*Data for this task*
--- begin ---

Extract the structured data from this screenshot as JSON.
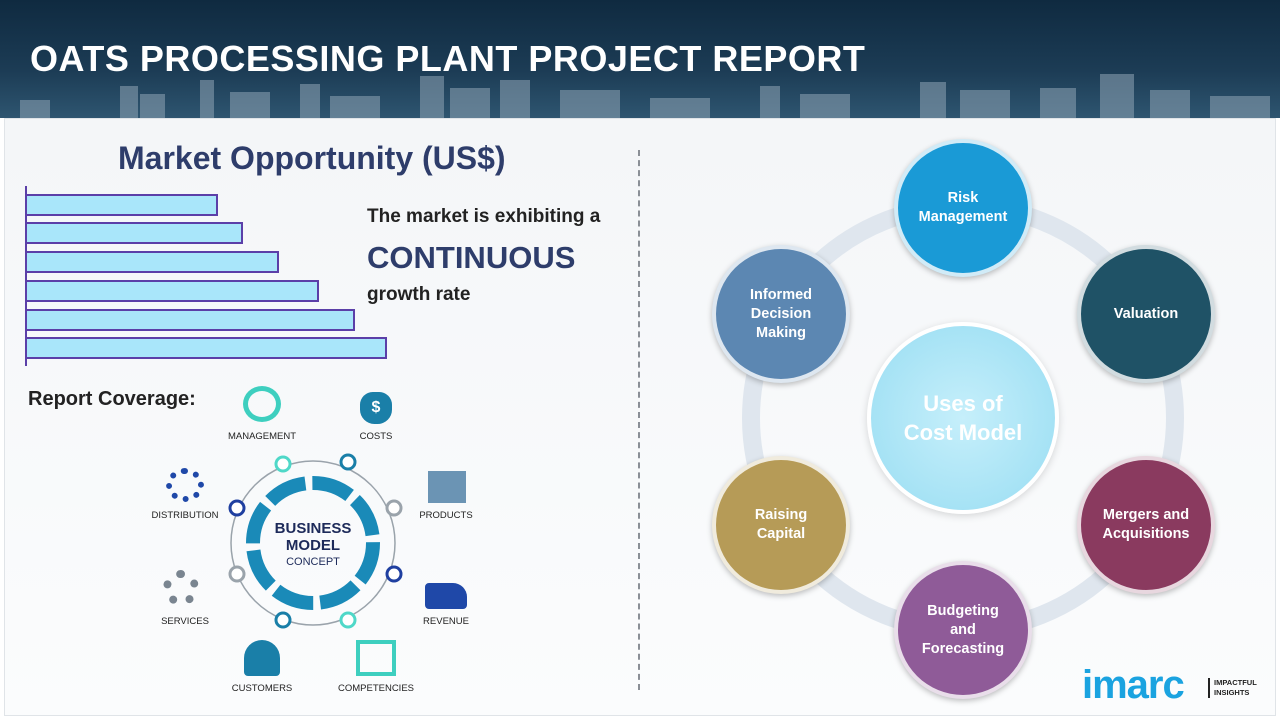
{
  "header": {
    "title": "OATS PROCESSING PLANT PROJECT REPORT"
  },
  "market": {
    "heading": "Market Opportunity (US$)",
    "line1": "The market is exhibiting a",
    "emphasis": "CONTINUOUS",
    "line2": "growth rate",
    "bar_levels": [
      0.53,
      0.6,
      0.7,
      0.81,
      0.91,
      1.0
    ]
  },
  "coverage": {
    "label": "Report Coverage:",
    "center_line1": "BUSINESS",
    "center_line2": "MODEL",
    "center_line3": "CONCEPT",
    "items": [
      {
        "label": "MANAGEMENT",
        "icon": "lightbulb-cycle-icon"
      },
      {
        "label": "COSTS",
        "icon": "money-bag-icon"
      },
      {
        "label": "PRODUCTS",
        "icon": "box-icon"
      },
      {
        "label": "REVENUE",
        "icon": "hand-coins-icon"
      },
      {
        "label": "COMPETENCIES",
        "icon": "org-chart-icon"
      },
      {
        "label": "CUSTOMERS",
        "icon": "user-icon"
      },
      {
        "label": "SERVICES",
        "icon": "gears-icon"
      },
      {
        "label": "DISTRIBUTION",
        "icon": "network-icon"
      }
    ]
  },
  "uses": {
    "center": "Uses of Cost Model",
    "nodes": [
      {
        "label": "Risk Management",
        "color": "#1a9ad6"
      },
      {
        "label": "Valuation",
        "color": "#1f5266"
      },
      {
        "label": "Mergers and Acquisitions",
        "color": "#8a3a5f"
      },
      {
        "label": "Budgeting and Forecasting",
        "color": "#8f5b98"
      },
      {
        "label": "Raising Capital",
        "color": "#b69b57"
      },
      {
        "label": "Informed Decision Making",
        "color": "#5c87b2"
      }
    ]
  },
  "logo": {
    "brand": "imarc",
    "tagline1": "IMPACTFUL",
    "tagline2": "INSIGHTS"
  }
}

--- end ---
--- begin ---

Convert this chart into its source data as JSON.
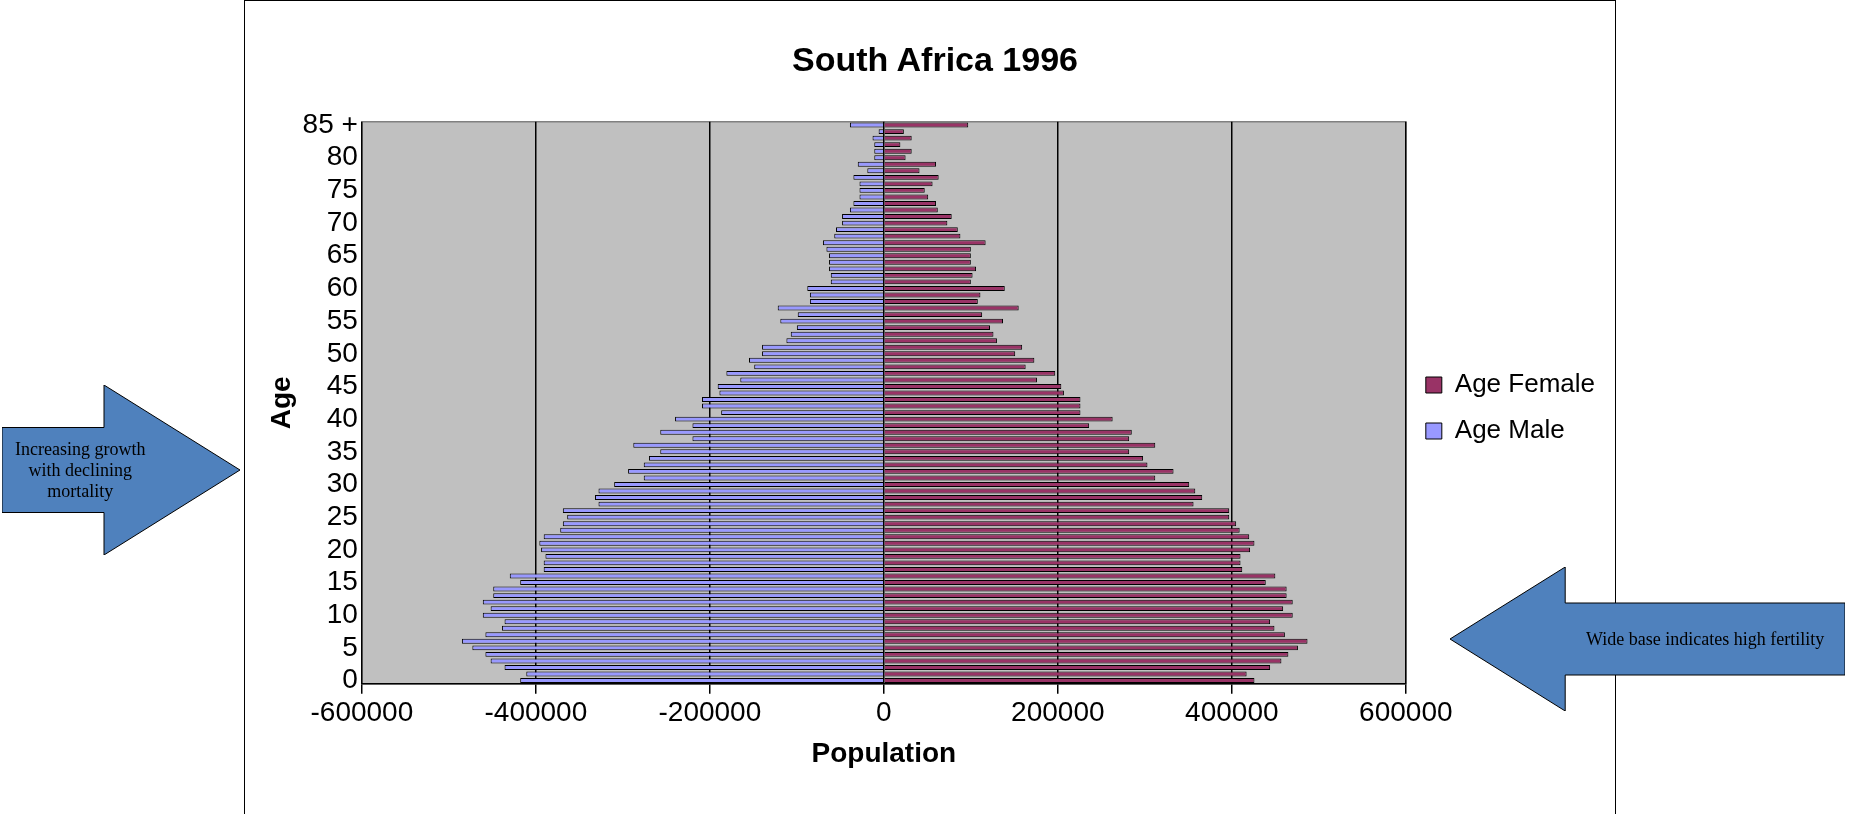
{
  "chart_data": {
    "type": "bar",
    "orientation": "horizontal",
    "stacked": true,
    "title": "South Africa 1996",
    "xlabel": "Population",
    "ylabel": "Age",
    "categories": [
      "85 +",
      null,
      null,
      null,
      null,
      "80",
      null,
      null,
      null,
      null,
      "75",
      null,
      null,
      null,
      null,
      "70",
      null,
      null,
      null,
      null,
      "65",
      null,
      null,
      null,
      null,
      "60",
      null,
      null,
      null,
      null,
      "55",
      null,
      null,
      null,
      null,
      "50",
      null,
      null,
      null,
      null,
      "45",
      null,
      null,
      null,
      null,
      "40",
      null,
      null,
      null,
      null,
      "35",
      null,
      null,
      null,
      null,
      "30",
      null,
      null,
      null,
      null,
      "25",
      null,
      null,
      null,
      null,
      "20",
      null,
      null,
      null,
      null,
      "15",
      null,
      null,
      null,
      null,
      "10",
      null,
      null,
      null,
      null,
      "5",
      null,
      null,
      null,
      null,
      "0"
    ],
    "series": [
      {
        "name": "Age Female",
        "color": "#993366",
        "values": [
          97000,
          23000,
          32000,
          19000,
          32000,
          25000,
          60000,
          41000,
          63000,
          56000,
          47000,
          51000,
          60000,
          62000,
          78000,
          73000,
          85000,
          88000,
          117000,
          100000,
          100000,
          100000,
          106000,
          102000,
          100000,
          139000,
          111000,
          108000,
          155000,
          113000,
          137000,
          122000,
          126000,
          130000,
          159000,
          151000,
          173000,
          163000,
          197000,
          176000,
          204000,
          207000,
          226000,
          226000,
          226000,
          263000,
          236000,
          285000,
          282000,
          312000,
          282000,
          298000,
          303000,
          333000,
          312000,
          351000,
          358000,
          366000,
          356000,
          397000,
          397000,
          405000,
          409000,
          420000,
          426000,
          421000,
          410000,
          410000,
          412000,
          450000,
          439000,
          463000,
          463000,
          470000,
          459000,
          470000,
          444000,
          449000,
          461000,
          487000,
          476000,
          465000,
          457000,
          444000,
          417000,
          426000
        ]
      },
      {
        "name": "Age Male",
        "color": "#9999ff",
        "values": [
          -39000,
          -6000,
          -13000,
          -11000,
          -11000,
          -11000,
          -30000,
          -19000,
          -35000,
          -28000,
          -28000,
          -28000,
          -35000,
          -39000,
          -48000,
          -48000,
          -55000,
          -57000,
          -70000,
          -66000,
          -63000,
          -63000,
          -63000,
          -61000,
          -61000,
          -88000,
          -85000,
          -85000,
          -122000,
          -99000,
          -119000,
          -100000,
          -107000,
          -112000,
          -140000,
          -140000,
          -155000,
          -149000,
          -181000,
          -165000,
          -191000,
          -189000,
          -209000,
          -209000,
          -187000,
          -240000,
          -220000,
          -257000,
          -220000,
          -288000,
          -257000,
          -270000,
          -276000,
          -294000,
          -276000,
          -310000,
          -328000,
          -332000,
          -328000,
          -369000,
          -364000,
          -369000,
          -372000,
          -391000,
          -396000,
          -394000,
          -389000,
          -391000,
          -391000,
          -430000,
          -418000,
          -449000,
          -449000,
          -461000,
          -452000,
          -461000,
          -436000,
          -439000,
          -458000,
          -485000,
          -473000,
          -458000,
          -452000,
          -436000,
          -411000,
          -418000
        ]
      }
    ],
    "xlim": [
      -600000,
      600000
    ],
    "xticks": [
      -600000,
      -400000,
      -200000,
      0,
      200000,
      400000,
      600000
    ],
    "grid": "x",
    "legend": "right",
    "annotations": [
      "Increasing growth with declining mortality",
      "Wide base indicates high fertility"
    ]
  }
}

--- end ---

*What is required*
From the listing above, copy every line that holds the string "icon".

*Correct answer*
        "icon": "lightbulb-cycle-icon"
        "icon": "money-bag-icon"
        "icon": "box-icon"
        "icon": "hand-coins-icon"
        "icon": "org-chart-icon"
        "icon": "user-icon"
        "icon": "gears-icon"
        "icon": "network-icon"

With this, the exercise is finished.